┏━━
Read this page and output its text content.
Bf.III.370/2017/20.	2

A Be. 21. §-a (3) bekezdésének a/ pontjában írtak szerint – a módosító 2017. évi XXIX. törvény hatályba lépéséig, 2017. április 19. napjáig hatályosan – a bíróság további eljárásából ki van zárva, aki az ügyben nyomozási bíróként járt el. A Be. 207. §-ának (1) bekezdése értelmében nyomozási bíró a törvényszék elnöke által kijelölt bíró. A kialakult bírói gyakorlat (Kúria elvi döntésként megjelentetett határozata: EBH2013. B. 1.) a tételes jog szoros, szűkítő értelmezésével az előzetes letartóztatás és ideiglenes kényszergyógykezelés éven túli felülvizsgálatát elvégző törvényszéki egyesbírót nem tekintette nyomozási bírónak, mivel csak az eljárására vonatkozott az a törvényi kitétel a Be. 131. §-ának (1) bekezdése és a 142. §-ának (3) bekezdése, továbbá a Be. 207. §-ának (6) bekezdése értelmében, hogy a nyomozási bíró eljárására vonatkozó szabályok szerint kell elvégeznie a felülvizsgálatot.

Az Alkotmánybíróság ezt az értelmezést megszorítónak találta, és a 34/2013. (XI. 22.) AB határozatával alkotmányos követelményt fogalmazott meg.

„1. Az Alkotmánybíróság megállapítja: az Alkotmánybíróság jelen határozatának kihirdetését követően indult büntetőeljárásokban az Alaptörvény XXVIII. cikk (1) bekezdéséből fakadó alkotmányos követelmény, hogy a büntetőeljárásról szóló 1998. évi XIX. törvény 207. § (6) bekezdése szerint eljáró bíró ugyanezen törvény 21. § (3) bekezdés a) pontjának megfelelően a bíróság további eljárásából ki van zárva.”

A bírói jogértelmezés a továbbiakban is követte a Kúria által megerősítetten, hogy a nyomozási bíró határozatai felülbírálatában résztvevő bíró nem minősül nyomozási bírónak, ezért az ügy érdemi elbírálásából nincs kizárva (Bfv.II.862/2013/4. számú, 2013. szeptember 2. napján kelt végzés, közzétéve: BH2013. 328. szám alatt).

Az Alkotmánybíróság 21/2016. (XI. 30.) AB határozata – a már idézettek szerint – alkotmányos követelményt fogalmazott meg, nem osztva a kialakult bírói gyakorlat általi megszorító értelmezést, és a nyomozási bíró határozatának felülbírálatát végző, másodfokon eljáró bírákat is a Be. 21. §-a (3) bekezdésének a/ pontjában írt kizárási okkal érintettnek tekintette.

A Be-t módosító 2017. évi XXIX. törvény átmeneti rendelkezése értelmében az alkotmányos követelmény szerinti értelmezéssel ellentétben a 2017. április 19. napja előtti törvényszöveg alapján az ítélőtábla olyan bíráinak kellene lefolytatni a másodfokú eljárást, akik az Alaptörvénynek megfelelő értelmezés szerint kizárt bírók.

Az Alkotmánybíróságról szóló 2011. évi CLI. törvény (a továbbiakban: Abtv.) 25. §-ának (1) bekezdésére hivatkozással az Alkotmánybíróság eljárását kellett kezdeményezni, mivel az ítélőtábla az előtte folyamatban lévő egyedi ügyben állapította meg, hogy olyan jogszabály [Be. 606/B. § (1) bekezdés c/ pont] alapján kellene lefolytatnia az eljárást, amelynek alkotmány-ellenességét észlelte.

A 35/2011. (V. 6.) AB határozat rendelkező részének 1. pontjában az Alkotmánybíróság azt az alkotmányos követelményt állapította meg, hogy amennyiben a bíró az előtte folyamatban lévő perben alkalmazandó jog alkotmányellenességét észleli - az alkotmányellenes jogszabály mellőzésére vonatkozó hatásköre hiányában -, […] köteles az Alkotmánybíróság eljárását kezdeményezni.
┗━━
- _EXERCISE DETAILS_
Take each line containing the string "olyan" and copy it out.

- _COMPLETE ANSWER_
A Be-t módosító 2017. évi XXIX. törvény átmeneti rendelkezése értelmében az alkotmányos követelmény szerinti értelmezéssel ellentétben a 2017. április 19. napja előtti törvényszöveg alapján az ítélőtábla olyan bíráinak kellene lefolytatni a másodfokú eljárást, akik az Alaptörvénynek megfelelő értelmezés szerint kizárt bírók.
Az Alkotmánybíróságról szóló 2011. évi CLI. törvény (a továbbiakban: Abtv.) 25. §-ának (1) bekezdésére hivatkozással az Alkotmánybíróság eljárását kellett kezdeményezni, mivel az ítélőtábla az előtte folyamatban lévő egyedi ügyben állapította meg, hogy olyan jogszabály [Be. 606/B. § (1) bekezdés c/ pont] alapján kellene lefolytatnia az eljárást, amelynek alkotmány-ellenességét észlelte.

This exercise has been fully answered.